--- start Exercise material ---
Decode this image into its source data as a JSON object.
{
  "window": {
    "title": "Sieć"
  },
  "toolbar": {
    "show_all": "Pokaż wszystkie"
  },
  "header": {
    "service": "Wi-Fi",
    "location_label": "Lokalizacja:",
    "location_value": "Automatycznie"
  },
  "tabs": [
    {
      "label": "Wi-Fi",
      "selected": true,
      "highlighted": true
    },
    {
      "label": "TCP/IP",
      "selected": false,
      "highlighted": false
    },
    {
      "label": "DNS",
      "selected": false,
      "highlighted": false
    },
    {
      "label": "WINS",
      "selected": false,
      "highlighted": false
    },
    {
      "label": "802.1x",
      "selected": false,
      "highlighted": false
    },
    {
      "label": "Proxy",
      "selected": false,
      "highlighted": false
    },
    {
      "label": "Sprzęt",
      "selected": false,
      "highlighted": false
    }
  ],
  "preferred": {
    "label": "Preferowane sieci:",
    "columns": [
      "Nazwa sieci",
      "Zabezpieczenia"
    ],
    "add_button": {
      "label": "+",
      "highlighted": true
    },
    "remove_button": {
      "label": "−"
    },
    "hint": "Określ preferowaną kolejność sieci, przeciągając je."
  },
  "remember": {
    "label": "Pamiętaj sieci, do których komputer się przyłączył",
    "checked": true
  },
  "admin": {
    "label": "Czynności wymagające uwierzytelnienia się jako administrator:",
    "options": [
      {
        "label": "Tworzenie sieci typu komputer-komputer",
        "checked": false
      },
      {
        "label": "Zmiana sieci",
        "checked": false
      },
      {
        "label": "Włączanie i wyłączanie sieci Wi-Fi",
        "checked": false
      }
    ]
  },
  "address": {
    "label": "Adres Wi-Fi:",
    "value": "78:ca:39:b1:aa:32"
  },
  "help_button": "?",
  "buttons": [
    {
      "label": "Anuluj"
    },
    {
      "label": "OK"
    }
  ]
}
--- end Exercise material ---
In the records above, collect each line with "komputer".

    "label": "Pamiętaj sieci, do których komputer się przyłączył",
        "label": "Tworzenie sieci typu komputer-komputer",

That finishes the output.